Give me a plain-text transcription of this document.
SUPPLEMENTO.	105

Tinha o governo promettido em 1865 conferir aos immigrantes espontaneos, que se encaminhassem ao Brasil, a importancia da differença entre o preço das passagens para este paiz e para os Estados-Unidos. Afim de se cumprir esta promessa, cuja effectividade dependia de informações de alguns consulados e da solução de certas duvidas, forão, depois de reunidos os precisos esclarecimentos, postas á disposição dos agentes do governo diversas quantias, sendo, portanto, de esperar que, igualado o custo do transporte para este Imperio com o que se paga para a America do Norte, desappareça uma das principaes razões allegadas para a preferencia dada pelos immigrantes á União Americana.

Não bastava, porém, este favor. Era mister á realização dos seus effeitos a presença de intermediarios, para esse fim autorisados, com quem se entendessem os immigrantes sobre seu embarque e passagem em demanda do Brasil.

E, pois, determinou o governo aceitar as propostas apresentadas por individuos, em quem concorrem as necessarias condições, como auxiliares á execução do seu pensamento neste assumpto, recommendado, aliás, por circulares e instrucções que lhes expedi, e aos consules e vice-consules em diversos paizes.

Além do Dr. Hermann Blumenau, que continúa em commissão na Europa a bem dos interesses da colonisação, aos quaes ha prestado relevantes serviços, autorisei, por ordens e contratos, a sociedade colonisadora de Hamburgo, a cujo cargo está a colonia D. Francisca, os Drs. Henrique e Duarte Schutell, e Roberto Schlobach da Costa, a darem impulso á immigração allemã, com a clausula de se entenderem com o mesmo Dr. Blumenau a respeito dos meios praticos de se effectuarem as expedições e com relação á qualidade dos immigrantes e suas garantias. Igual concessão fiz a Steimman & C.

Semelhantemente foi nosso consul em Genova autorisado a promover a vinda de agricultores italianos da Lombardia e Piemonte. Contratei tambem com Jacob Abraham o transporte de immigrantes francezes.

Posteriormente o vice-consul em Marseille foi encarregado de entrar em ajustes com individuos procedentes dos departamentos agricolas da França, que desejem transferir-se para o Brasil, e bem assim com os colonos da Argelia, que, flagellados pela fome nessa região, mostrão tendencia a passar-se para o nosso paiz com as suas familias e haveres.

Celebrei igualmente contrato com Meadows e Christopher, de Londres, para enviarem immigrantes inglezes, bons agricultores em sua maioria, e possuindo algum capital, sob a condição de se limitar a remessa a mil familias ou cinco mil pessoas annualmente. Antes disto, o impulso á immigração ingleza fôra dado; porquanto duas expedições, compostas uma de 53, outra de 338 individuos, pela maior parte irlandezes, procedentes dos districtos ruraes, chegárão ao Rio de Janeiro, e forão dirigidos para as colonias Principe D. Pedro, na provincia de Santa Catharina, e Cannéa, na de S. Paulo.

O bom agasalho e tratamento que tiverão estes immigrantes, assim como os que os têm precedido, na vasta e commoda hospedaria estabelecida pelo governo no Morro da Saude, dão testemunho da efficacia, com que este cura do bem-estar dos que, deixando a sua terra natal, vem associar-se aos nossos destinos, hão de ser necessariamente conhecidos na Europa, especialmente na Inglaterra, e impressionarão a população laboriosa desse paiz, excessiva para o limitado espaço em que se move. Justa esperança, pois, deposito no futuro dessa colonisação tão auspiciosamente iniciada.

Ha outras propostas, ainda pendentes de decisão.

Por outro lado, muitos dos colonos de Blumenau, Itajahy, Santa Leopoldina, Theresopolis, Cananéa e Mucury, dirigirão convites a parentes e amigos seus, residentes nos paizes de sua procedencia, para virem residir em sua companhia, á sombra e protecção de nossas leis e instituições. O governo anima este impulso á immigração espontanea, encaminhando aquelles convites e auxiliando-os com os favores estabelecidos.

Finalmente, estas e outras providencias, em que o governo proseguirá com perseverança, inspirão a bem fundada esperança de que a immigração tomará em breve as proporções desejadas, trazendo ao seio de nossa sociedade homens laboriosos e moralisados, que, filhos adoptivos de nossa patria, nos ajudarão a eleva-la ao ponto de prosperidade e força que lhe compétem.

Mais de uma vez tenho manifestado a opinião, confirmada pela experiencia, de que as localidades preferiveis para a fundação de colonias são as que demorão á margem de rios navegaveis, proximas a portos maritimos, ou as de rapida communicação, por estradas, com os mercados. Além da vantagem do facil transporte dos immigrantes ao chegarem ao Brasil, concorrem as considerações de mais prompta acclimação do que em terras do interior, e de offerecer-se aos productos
· · · · ·
• _Written exercise_: Recopy the entries above in their entirety, exactly.

• _Exercise solution_:
Give me a plain-text transcription of this document.
SUPPLEMENTO.	105

Tinha o governo promettido em 1865 conferir aos immigrantes espontaneos, que se encaminhassem ao Brasil, a importancia da differença entre o preço das passagens para este paiz e para os Estados-Unidos. Afim de se cumprir esta promessa, cuja effectividade dependia de informações de alguns consulados e da solução de certas duvidas, forão, depois de reunidos os precisos esclarecimentos, postas á disposição dos agentes do governo diversas quantias, sendo, portanto, de esperar que, igualado o custo do transporte para este Imperio com o que se paga para a America do Norte, desappareça uma das principaes razões allegadas para a preferencia dada pelos immigrantes á União Americana.

Não bastava, porém, este favor. Era mister á realização dos seus effeitos a presença de intermediarios, para esse fim autorisados, com quem se entendessem os immigrantes sobre seu embarque e passagem em demanda do Brasil.

E, pois, determinou o governo aceitar as propostas apresentadas por individuos, em quem concorrem as necessarias condições, como auxiliares á execução do seu pensamento neste assumpto, recommendado, aliás, por circulares e instrucções que lhes expedi, e aos consules e vice-consules em diversos paizes.

Além do Dr. Hermann Blumenau, que continúa em commissão na Europa a bem dos interesses da colonisação, aos quaes ha prestado relevantes serviços, autorisei, por ordens e contratos, a sociedade colonisadora de Hamburgo, a cujo cargo está a colonia D. Francisca, os Drs. Henrique e Duarte Schutell, e Roberto Schlobach da Costa, a darem impulso á immigração allemã, com a clausula de se entenderem com o mesmo Dr. Blumenau a respeito dos meios praticos de se effectuarem as expedições e com relação á qualidade dos immigrantes e suas garantias. Igual concessão fiz a Steimman & C.

Semelhantemente foi nosso consul em Genova autorisado a promover a vinda de agricultores italianos da Lombardia e Piemonte. Contratei tambem com Jacob Abraham o transporte de immigrantes francezes.

Posteriormente o vice-consul em Marseille foi encarregado de entrar em ajustes com individuos procedentes dos departamentos agricolas da França, que desejem transferir-se para o Brasil, e bem assim com os colonos da Argelia, que, flagellados pela fome nessa região, mostrão tendencia a passar-se para o nosso paiz com as suas familias e haveres.

Celebrei igualmente contrato com Meadows e Christopher, de Londres, para enviarem immigrantes inglezes, bons agricultores em sua maioria, e possuindo algum capital, sob a condição de se limitar a remessa a mil familias ou cinco mil pessoas annualmente. Antes disto, o impulso á immigração ingleza fôra dado; porquanto duas expedições, compostas uma de 53, outra de 338 individuos, pela maior parte irlandezes, procedentes dos districtos ruraes, chegárão ao Rio de Janeiro, e forão dirigidos para as colonias Principe D. Pedro, na provincia de Santa Catharina, e Cannéa, na de S. Paulo.

O bom agasalho e tratamento que tiverão estes immigrantes, assim como os que os têm precedido, na vasta e commoda hospedaria estabelecida pelo governo no Morro da Saude, dão testemunho da efficacia, com que este cura do bem-estar dos que, deixando a sua terra natal, vem associar-se aos nossos destinos, hão de ser necessariamente conhecidos na Europa, especialmente na Inglaterra, e impressionarão a população laboriosa desse paiz, excessiva para o limitado espaço em que se move. Justa esperança, pois, deposito no futuro dessa colonisação tão auspiciosamente iniciada.

Ha outras propostas, ainda pendentes de decisão.

Por outro lado, muitos dos colonos de Blumenau, Itajahy, Santa Leopoldina, Theresopolis, Cananéa e Mucury, dirigirão convites a parentes e amigos seus, residentes nos paizes de sua procedencia, para virem residir em sua companhia, á sombra e protecção de nossas leis e instituições. O governo anima este impulso á immigração espontanea, encaminhando aquelles convites e auxiliando-os com os favores estabelecidos.

Finalmente, estas e outras providencias, em que o governo proseguirá com perseverança, inspirão a bem fundada esperança de que a immigração tomará em breve as proporções desejadas, trazendo ao seio de nossa sociedade homens laboriosos e moralisados, que, filhos adoptivos de nossa patria, nos ajudarão a eleva-la ao ponto de prosperidade e força que lhe compétem.

Mais de uma vez tenho manifestado a opinião, confirmada pela experiencia, de que as localidades preferiveis para a fundação de colonias são as que demorão á margem de rios navegaveis, proximas a portos maritimos, ou as de rapida communicação, por estradas, com os mercados. Além da vantagem do facil transporte dos immigrantes ao chegarem ao Brasil, concorrem as considerações de mais prompta acclimação do que em terras do interior, e de offerecer-se aos productos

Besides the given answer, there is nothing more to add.